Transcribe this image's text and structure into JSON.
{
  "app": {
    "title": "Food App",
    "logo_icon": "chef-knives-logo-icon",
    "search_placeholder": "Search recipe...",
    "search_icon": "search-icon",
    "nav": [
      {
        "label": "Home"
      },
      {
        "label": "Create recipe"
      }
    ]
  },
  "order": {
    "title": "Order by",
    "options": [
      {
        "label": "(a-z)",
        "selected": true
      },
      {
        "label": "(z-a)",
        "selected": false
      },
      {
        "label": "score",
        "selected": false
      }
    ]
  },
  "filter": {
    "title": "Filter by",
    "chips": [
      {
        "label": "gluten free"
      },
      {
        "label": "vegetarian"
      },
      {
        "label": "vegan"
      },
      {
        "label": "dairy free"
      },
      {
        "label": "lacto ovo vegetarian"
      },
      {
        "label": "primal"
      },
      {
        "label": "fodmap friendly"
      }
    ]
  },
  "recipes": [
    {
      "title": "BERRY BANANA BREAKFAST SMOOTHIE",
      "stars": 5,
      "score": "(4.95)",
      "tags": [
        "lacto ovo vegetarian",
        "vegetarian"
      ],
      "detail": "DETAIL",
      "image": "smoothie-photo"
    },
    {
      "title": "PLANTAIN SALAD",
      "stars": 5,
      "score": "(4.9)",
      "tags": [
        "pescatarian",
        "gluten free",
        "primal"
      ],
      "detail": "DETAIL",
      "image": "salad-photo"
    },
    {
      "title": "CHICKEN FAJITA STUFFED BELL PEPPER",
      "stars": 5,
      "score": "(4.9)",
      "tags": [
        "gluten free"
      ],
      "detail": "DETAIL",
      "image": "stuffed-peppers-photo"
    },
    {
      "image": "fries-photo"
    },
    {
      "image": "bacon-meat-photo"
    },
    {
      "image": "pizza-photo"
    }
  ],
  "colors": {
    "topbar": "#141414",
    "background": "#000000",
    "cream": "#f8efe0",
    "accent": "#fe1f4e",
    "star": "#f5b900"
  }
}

◆ ◆ ◆

§ AIM OF THE TASK: Take the material above and return all of it exactly.

§ SOLUTION BELOW:
Transcribe this image's text and structure into JSON.
{
  "app": {
    "title": "Food App",
    "logo_icon": "chef-knives-logo-icon",
    "search_placeholder": "Search recipe...",
    "search_icon": "search-icon",
    "nav": [
      {
        "label": "Home"
      },
      {
        "label": "Create recipe"
      }
    ]
  },
  "order": {
    "title": "Order by",
    "options": [
      {
        "label": "(a-z)",
        "selected": true
      },
      {
        "label": "(z-a)",
        "selected": false
      },
      {
        "label": "score",
        "selected": false
      }
    ]
  },
  "filter": {
    "title": "Filter by",
    "chips": [
      {
        "label": "gluten free"
      },
      {
        "label": "vegetarian"
      },
      {
        "label": "vegan"
      },
      {
        "label": "dairy free"
      },
      {
        "label": "lacto ovo vegetarian"
      },
      {
        "label": "primal"
      },
      {
        "label": "fodmap friendly"
      }
    ]
  },
  "recipes": [
    {
      "title": "BERRY BANANA BREAKFAST SMOOTHIE",
      "stars": 5,
      "score": "(4.95)",
      "tags": [
        "lacto ovo vegetarian",
        "vegetarian"
      ],
      "detail": "DETAIL",
      "image": "smoothie-photo"
    },
    {
      "title": "PLANTAIN SALAD",
      "stars": 5,
      "score": "(4.9)",
      "tags": [
        "pescatarian",
        "gluten free",
        "primal"
      ],
      "detail": "DETAIL",
      "image": "salad-photo"
    },
    {
      "title": "CHICKEN FAJITA STUFFED BELL PEPPER",
      "stars": 5,
      "score": "(4.9)",
      "tags": [
        "gluten free"
      ],
      "detail": "DETAIL",
      "image": "stuffed-peppers-photo"
    },
    {
      "image": "fries-photo"
    },
    {
      "image": "bacon-meat-photo"
    },
    {
      "image": "pizza-photo"
    }
  ],
  "colors": {
    "topbar": "#141414",
    "background": "#000000",
    "cream": "#f8efe0",
    "accent": "#fe1f4e",
    "star": "#f5b900"
  }
}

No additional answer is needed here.